AmericanFarm.com

Ag industry nonplussed over Obama’s immigration act

By JONATHAN CRIBBS
Staff Writer

(Dec. 2, 2014) — National and regional Farm Bureaus reacted with a collective shrug this month after President Obama announced a controversial executive action offering temporary legal status to several million illegal immigrants across the nation.
The action, protested by GOP lawmakers, ignored reform and special protections for migratory farmers and the federal programs that manage them — an important labor source for the agricultural industry, which has long requested changes.
“Maryland farmers need an effective, efficient way to hire temporary workers during peak seasons of planting and harvest,” said Chuck Fry, president of the Maryland Farm Bureau, in a statement. “The current program — H-2A Visa — is not working for Maryland farmers because the process is too complicated.
“Farmers across the nation report significant loss of harvest each year due to an insufficient number of willing local and foreign workers. We believe there is a need for a new, flexible visa program that brings temporary workers into the country and gives experienced agricultural workers a way to gain legal status.”

· · · ·

• **Exercise description**:
List every person named in the article on farm groups and the immigration action. The items that come next have no connection to the article.

• **Data extracts**:
· · · ·

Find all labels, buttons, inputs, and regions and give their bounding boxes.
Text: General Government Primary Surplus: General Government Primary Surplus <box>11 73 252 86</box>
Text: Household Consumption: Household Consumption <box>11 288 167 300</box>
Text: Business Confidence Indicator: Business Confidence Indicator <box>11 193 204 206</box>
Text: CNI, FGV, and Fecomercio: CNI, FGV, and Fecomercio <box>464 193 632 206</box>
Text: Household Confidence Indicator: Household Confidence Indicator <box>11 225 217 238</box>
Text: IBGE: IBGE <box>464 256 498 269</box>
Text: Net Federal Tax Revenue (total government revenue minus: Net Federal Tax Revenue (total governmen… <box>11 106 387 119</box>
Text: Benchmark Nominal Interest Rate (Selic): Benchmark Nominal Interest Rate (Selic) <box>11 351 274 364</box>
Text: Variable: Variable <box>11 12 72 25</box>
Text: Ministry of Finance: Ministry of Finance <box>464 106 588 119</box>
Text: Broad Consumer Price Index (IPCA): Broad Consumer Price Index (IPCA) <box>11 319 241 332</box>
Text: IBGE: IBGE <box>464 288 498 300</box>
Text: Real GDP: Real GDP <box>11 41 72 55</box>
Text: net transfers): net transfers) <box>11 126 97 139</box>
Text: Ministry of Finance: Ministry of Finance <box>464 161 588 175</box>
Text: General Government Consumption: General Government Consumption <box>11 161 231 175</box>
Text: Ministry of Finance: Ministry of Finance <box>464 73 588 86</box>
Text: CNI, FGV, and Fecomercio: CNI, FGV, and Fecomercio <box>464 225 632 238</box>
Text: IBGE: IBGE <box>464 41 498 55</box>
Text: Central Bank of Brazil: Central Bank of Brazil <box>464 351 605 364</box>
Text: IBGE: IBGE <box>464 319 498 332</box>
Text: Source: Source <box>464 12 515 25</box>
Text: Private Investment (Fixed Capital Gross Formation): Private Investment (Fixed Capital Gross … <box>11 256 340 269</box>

· · · ·

• **Response**:
Jonathan Cribbs
President Obama
Chuck Fry